> [WHAT IS ASKED]:
Your answer should be a single number: the count of lines that include "Latency".

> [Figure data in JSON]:
========

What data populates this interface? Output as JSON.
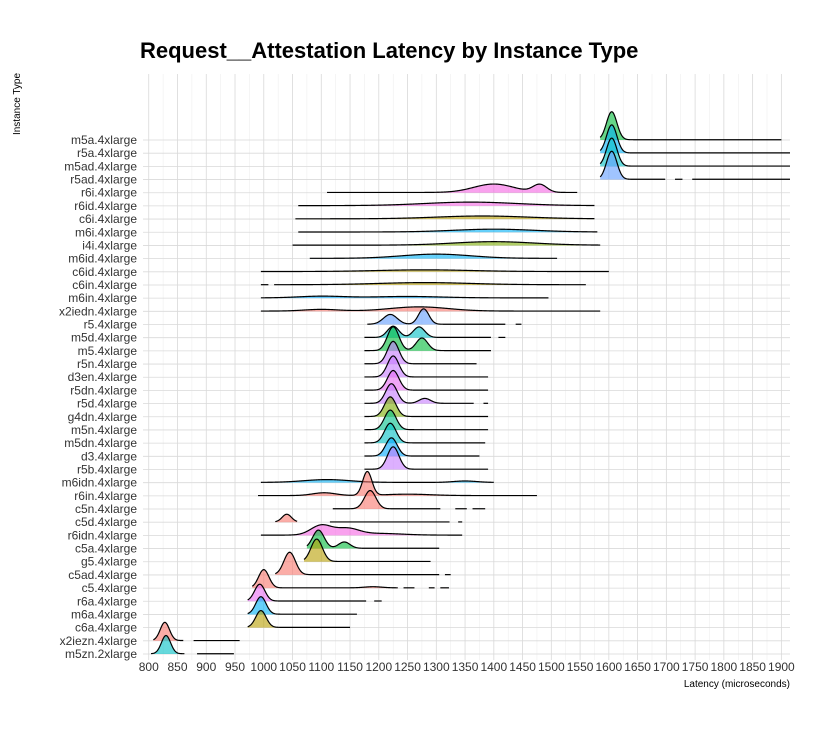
{
  "chart_data": {
    "type": "ridgeline",
    "title": "Request__Attestation Latency by Instance Type",
    "xlabel": "Latency (microseconds)",
    "ylabel": "Instance Type",
    "xlim": [
      790,
      1915
    ],
    "xticks": [
      800,
      850,
      900,
      950,
      1000,
      1050,
      1100,
      1150,
      1200,
      1250,
      1300,
      1350,
      1400,
      1450,
      1500,
      1550,
      1600,
      1650,
      1700,
      1750,
      1800,
      1850,
      1900
    ],
    "grid": true,
    "categories": [
      "m5zn.2xlarge",
      "x2iezn.4xlarge",
      "c6a.4xlarge",
      "m6a.4xlarge",
      "r6a.4xlarge",
      "c5.4xlarge",
      "c5ad.4xlarge",
      "g5.4xlarge",
      "c5a.4xlarge",
      "r6idn.4xlarge",
      "c5d.4xlarge",
      "c5n.4xlarge",
      "r6in.4xlarge",
      "m6idn.4xlarge",
      "r5b.4xlarge",
      "d3.4xlarge",
      "m5dn.4xlarge",
      "m5n.4xlarge",
      "g4dn.4xlarge",
      "r5d.4xlarge",
      "r5dn.4xlarge",
      "d3en.4xlarge",
      "r5n.4xlarge",
      "m5.4xlarge",
      "m5d.4xlarge",
      "r5.4xlarge",
      "x2iedn.4xlarge",
      "m6in.4xlarge",
      "c6in.4xlarge",
      "c6id.4xlarge",
      "m6id.4xlarge",
      "i4i.4xlarge",
      "m6i.4xlarge",
      "c6i.4xlarge",
      "r6id.4xlarge",
      "r6i.4xlarge",
      "r5ad.4xlarge",
      "m5ad.4xlarge",
      "r5a.4xlarge",
      "m5a.4xlarge"
    ],
    "series": [
      {
        "name": "m5zn.2xlarge",
        "color": "#00BFC4",
        "range": [
          804,
          948
        ],
        "peaks": [
          [
            830,
            1.3,
            8
          ]
        ],
        "gaps": [
          [
            862,
            884
          ]
        ]
      },
      {
        "name": "x2iezn.4xlarge",
        "color": "#F8766D",
        "range": [
          808,
          958
        ],
        "peaks": [
          [
            828,
            1.3,
            8
          ]
        ],
        "gaps": [
          [
            860,
            878
          ]
        ]
      },
      {
        "name": "c6a.4xlarge",
        "color": "#B79F00",
        "range": [
          972,
          1150
        ],
        "peaks": [
          [
            995,
            1.2,
            9
          ]
        ]
      },
      {
        "name": "m6a.4xlarge",
        "color": "#00B0F6",
        "range": [
          972,
          1162
        ],
        "peaks": [
          [
            995,
            1.25,
            9
          ]
        ]
      },
      {
        "name": "r6a.4xlarge",
        "color": "#E76BF3",
        "range": [
          972,
          1205
        ],
        "peaks": [
          [
            993,
            1.2,
            9
          ]
        ],
        "gaps": [
          [
            1178,
            1192
          ]
        ]
      },
      {
        "name": "c5.4xlarge",
        "color": "#F8766D",
        "range": [
          980,
          1322
        ],
        "peaks": [
          [
            1000,
            1.3,
            9
          ],
          [
            1190,
            0.08,
            15
          ]
        ],
        "gaps": [
          [
            1233,
            1243
          ],
          [
            1262,
            1287
          ],
          [
            1297,
            1307
          ]
        ]
      },
      {
        "name": "c5ad.4xlarge",
        "color": "#F8766D",
        "range": [
          1020,
          1325
        ],
        "peaks": [
          [
            1045,
            1.6,
            10
          ]
        ],
        "gaps": [
          [
            1305,
            1315
          ]
        ]
      },
      {
        "name": "g5.4xlarge",
        "color": "#B79F00",
        "range": [
          1070,
          1290
        ],
        "peaks": [
          [
            1092,
            1.6,
            10
          ]
        ]
      },
      {
        "name": "c5a.4xlarge",
        "color": "#00BA38",
        "range": [
          1075,
          1305
        ],
        "peaks": [
          [
            1095,
            1.3,
            10
          ],
          [
            1140,
            0.45,
            10
          ]
        ]
      },
      {
        "name": "r6idn.4xlarge",
        "color": "#F564E3",
        "range": [
          995,
          1345
        ],
        "peaks": [
          [
            1100,
            0.7,
            18
          ],
          [
            1145,
            0.45,
            20
          ],
          [
            1200,
            0.12,
            40
          ]
        ]
      },
      {
        "name": "c5d.4xlarge",
        "color": "#F8766D",
        "range": [
          1020,
          1345
        ],
        "peaks": [
          [
            1040,
            0.55,
            8
          ]
        ],
        "gaps": [
          [
            1058,
            1115
          ],
          [
            1323,
            1338
          ]
        ]
      },
      {
        "name": "c5n.4xlarge",
        "color": "#F8766D",
        "range": [
          1120,
          1385
        ],
        "peaks": [
          [
            1185,
            1.3,
            10
          ]
        ],
        "gaps": [
          [
            1307,
            1333
          ],
          [
            1353,
            1363
          ]
        ]
      },
      {
        "name": "r6in.4xlarge",
        "color": "#F8766D",
        "range": [
          990,
          1475
        ],
        "peaks": [
          [
            1180,
            1.7,
            8
          ],
          [
            1105,
            0.2,
            20
          ],
          [
            1250,
            0.1,
            40
          ]
        ]
      },
      {
        "name": "m6idn.4xlarge",
        "color": "#00B0F6",
        "range": [
          995,
          1400
        ],
        "peaks": [
          [
            1110,
            0.2,
            40
          ],
          [
            1350,
            0.1,
            20
          ]
        ]
      },
      {
        "name": "r5b.4xlarge",
        "color": "#C77CFF",
        "range": [
          1175,
          1390
        ],
        "peaks": [
          [
            1225,
            1.6,
            10
          ]
        ]
      },
      {
        "name": "d3.4xlarge",
        "color": "#00A9FF",
        "range": [
          1175,
          1375
        ],
        "peaks": [
          [
            1222,
            1.3,
            10
          ]
        ]
      },
      {
        "name": "m5dn.4xlarge",
        "color": "#00BFC4",
        "range": [
          1175,
          1385
        ],
        "peaks": [
          [
            1220,
            1.4,
            10
          ]
        ]
      },
      {
        "name": "m5n.4xlarge",
        "color": "#00C08B",
        "range": [
          1175,
          1390
        ],
        "peaks": [
          [
            1220,
            1.4,
            10
          ]
        ]
      },
      {
        "name": "g4dn.4xlarge",
        "color": "#7CAE00",
        "range": [
          1175,
          1390
        ],
        "peaks": [
          [
            1220,
            1.4,
            10
          ]
        ]
      },
      {
        "name": "r5d.4xlarge",
        "color": "#C77CFF",
        "range": [
          1175,
          1390
        ],
        "peaks": [
          [
            1222,
            1.4,
            10
          ],
          [
            1280,
            0.35,
            10
          ]
        ],
        "gaps": [
          [
            1365,
            1382
          ]
        ]
      },
      {
        "name": "r5dn.4xlarge",
        "color": "#E76BF3",
        "range": [
          1175,
          1390
        ],
        "peaks": [
          [
            1225,
            1.4,
            10
          ]
        ]
      },
      {
        "name": "d3en.4xlarge",
        "color": "#C77CFF",
        "range": [
          1175,
          1390
        ],
        "peaks": [
          [
            1225,
            1.5,
            10
          ]
        ]
      },
      {
        "name": "r5n.4xlarge",
        "color": "#C77CFF",
        "range": [
          1175,
          1370
        ],
        "peaks": [
          [
            1225,
            1.6,
            10
          ]
        ]
      },
      {
        "name": "m5.4xlarge",
        "color": "#00BA38",
        "range": [
          1175,
          1395
        ],
        "peaks": [
          [
            1225,
            1.7,
            10
          ],
          [
            1275,
            0.9,
            10
          ]
        ]
      },
      {
        "name": "m5d.4xlarge",
        "color": "#00BFC4",
        "range": [
          1175,
          1420
        ],
        "peaks": [
          [
            1225,
            0.8,
            10
          ],
          [
            1270,
            0.75,
            10
          ]
        ],
        "gaps": [
          [
            1395,
            1408
          ]
        ]
      },
      {
        "name": "r5.4xlarge",
        "color": "#619CFF",
        "range": [
          1180,
          1448
        ],
        "peaks": [
          [
            1220,
            0.7,
            12
          ],
          [
            1278,
            1.1,
            9
          ]
        ],
        "gaps": [
          [
            1420,
            1438
          ]
        ]
      },
      {
        "name": "x2iedn.4xlarge",
        "color": "#F8766D",
        "range": [
          995,
          1585
        ],
        "peaks": [
          [
            1100,
            0.12,
            30
          ],
          [
            1270,
            0.3,
            50
          ]
        ]
      },
      {
        "name": "m6in.4xlarge",
        "color": "#00A9FF",
        "range": [
          995,
          1495
        ],
        "peaks": [
          [
            1100,
            0.12,
            40
          ],
          [
            1250,
            0.1,
            60
          ]
        ]
      },
      {
        "name": "c6in.4xlarge",
        "color": "#B79F00",
        "range": [
          995,
          1560
        ],
        "peaks": [
          [
            1280,
            0.15,
            80
          ]
        ],
        "gaps": [
          [
            1008,
            1018
          ]
        ]
      },
      {
        "name": "c6id.4xlarge",
        "color": "#B79F00",
        "range": [
          995,
          1600
        ],
        "peaks": [
          [
            1280,
            0.12,
            80
          ]
        ]
      },
      {
        "name": "m6id.4xlarge",
        "color": "#00B0F6",
        "range": [
          1080,
          1510
        ],
        "peaks": [
          [
            1300,
            0.3,
            60
          ]
        ]
      },
      {
        "name": "i4i.4xlarge",
        "color": "#7CAE00",
        "range": [
          1050,
          1585
        ],
        "peaks": [
          [
            1400,
            0.25,
            70
          ]
        ]
      },
      {
        "name": "m6i.4xlarge",
        "color": "#00B0F6",
        "range": [
          1060,
          1580
        ],
        "peaks": [
          [
            1400,
            0.2,
            70
          ]
        ]
      },
      {
        "name": "c6i.4xlarge",
        "color": "#B79F00",
        "range": [
          1055,
          1575
        ],
        "peaks": [
          [
            1380,
            0.2,
            80
          ]
        ]
      },
      {
        "name": "r6id.4xlarge",
        "color": "#F564E3",
        "range": [
          1060,
          1575
        ],
        "peaks": [
          [
            1360,
            0.25,
            80
          ]
        ]
      },
      {
        "name": "r6i.4xlarge",
        "color": "#F564E3",
        "range": [
          1110,
          1545
        ],
        "peaks": [
          [
            1400,
            0.6,
            35
          ],
          [
            1480,
            0.55,
            12
          ]
        ]
      },
      {
        "name": "r5ad.4xlarge",
        "color": "#619CFF",
        "range": [
          1585,
          1915
        ],
        "peaks": [
          [
            1605,
            2.0,
            9
          ]
        ],
        "gaps": [
          [
            1698,
            1715
          ],
          [
            1728,
            1745
          ]
        ]
      },
      {
        "name": "m5ad.4xlarge",
        "color": "#00BFC4",
        "range": [
          1585,
          1915
        ],
        "peaks": [
          [
            1605,
            2.0,
            9
          ]
        ]
      },
      {
        "name": "r5a.4xlarge",
        "color": "#00B0F6",
        "range": [
          1585,
          1915
        ],
        "peaks": [
          [
            1605,
            2.0,
            9
          ]
        ]
      },
      {
        "name": "m5a.4xlarge",
        "color": "#00BA38",
        "range": [
          1585,
          1900
        ],
        "peaks": [
          [
            1605,
            2.0,
            9
          ]
        ]
      }
    ]
  }
}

========

> [THE REPLY]:
2